==== Document text
I used to work with people from PARC back in the mists of time and they'd tell stories about the interactions back with Corporate. Every few years Rochester would send someone out to survey everything at PARC, seeing what could be productized. They'd be there for a couple months, the PARC folks would show off their stuff, and then the final report would be something like "here's a new way to collate documents!" or something else copier- or printer-related.
posted by Runes at 4:45 PM on September 20, 2010


PARC is an amazing story. They created so much amazing stuff, and Xerox couldn't figure out how to sell any of it.

Fortunes were made off of the things coming out of PARC, but not by Xerox.
posted by Chocolate Pickle at 4:56 PM on September 20, 2010


Xerox gets way more credit than it deserves. They fell ass backwards into a treasure trove of research and technology under the flawed assumption that computers would destroy the photocopier business. Naturally, they, along with HP and IBM, had no idea what to do with this technology, and had their lunch eaten by some kids working out of a garage.

It worth pointing out that the man responsible for starting the Macintosh project at Apple in 1978, Professor Jef Raskin, had been doing human-computer research since the late 60s. He had a relationship with PARC because many of his students went on to work there, and he was responsible for bringing Steve Jobs to PARC in order to sell the Macintosh project to Apple management.

The Xerox Star (1981) was visually influential, but it was utterly inadequate for kickstarting the desktop computer revolution, partly because the system cost hundreds of thousands of dollars, and partly because the technology just wasn't any good.

If you've ever double-clicked an icon, or selected a pull-down menu, or copied something to the clipboard, or moved a window by clicking and dragging, or dragged a scroll bar, or dragged a document to the trash, then you are using technology invented at Apple for use with the Apple Lisa Computer (1983). All those mechanisms did not exist on the Xerox Star.

Now try to imagine how you would use a computer without the click-and-drag or double-click gestures. How would you even move a window? You would have no idea how to even get started on a Xerox Star.
========
==== Information shown
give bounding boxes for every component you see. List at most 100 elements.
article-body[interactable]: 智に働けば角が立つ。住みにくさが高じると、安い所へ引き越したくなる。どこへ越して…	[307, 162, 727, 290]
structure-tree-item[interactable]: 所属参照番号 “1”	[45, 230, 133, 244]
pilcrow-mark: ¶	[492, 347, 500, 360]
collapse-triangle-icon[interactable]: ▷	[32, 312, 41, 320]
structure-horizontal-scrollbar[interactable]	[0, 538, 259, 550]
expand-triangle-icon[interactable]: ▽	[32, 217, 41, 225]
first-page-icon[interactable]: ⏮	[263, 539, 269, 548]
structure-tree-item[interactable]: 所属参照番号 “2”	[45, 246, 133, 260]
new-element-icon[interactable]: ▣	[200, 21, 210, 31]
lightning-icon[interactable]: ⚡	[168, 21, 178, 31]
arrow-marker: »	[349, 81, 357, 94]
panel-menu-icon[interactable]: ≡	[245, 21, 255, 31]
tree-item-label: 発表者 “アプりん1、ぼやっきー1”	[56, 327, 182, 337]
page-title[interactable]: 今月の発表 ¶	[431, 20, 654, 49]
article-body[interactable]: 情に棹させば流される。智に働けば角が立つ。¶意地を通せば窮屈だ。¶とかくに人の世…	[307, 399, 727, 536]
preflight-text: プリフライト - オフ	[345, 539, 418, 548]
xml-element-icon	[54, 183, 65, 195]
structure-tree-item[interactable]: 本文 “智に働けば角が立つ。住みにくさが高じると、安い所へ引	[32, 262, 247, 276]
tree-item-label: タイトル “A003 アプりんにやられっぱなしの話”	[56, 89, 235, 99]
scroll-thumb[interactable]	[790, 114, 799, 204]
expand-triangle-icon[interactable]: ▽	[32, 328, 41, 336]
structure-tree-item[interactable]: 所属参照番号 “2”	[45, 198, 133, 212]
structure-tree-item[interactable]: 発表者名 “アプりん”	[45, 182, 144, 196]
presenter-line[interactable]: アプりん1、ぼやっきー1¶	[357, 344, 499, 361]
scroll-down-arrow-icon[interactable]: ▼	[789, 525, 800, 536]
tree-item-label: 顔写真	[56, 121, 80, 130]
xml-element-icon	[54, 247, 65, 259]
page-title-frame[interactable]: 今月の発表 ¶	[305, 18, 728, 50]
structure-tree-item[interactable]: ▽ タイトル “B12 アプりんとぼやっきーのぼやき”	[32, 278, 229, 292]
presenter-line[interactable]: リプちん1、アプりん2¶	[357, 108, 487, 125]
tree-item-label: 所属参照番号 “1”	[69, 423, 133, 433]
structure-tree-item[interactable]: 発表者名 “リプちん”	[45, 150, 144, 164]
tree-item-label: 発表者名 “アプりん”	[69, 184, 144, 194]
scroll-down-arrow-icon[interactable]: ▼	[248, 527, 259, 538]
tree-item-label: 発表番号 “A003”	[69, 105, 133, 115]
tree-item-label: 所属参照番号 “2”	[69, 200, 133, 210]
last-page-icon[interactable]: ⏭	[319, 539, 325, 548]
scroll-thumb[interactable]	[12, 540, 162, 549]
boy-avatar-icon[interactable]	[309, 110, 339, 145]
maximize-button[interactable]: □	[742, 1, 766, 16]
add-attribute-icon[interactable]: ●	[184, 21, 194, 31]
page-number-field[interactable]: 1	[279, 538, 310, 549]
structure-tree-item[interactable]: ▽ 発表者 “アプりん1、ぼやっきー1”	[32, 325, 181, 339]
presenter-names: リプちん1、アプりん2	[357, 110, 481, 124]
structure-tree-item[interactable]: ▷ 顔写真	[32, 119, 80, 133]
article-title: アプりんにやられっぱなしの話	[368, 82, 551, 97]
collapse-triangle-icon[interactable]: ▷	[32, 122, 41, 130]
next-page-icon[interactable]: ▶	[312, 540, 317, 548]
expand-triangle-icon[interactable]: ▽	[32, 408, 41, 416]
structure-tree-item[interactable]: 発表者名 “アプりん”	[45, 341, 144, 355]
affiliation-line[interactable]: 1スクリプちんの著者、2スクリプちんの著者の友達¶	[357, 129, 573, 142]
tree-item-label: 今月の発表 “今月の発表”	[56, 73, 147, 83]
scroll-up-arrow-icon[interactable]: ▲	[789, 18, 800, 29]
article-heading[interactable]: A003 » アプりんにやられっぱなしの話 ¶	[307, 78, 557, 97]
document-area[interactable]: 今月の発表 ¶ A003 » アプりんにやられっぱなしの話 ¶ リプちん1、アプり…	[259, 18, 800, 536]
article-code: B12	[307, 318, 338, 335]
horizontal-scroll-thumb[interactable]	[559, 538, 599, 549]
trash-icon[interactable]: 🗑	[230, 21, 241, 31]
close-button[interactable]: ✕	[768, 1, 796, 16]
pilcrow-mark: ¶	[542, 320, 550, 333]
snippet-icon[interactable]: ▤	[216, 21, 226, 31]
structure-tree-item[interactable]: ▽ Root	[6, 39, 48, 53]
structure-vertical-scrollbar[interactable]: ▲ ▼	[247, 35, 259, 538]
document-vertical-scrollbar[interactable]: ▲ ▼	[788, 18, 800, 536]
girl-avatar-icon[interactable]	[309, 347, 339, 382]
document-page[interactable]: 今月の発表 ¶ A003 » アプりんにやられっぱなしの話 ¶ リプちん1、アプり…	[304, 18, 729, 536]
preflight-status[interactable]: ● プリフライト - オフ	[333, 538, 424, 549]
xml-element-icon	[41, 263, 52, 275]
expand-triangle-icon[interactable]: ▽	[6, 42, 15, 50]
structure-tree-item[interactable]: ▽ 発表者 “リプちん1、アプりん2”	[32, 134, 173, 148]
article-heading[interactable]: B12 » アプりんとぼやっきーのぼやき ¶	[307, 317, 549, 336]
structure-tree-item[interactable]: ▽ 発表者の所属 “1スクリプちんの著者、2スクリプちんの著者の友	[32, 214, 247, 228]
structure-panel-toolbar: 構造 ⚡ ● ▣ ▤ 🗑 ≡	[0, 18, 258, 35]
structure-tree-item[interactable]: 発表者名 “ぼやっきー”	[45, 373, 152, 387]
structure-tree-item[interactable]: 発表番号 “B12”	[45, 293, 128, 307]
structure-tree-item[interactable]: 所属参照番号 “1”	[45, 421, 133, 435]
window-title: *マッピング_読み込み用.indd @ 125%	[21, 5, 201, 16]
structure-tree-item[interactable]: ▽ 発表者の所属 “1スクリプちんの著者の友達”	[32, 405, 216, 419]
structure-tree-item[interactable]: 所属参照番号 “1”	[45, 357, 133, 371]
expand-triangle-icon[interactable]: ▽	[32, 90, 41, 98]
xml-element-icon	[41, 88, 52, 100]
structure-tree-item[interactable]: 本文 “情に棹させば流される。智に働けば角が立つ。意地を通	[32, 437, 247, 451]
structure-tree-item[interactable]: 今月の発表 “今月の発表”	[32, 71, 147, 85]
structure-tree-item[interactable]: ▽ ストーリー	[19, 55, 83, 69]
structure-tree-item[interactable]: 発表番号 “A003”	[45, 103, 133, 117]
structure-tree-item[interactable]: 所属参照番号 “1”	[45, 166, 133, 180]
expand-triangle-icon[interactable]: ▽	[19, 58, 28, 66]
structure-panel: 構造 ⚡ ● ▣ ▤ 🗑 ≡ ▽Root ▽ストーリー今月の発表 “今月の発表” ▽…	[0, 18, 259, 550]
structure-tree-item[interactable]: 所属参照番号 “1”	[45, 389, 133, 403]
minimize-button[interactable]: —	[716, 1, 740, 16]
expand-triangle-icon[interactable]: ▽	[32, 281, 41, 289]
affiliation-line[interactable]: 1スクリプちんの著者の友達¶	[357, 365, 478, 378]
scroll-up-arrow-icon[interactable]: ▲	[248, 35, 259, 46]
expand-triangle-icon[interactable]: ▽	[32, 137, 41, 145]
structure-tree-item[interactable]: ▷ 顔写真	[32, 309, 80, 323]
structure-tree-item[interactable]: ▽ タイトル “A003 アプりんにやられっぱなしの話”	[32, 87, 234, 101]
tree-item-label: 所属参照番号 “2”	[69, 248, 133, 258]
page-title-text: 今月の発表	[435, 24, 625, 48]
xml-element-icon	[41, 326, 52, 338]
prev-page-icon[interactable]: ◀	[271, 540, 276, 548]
========
**Problems to solve**
**a.** Rewrite the PARC discussion from "Fortunes were made" to "of a garage.", changing "photocopier business" to "printer business".
**b.** According to the PARC discussion, who was responsible for bringing Steve Jobs to PARC?
The records have no connection to the text.

**Responses by task**
**a.**
Fortunes were made off of the things coming out of PARC, but not by Xerox.
posted by Chocolate Pickle at 4:56 PM on September 20, 2010


Xerox gets way more credit than it deserves. They fell ass backwards into a treasure trove of research and technology under the flawed assumption that computers would destroy the printer business. Naturally, they, along with HP and IBM, had no idea what to do with this technology, and had their lunch eaten by some kids working out of a garage.

**b.** Professor Jef Raskin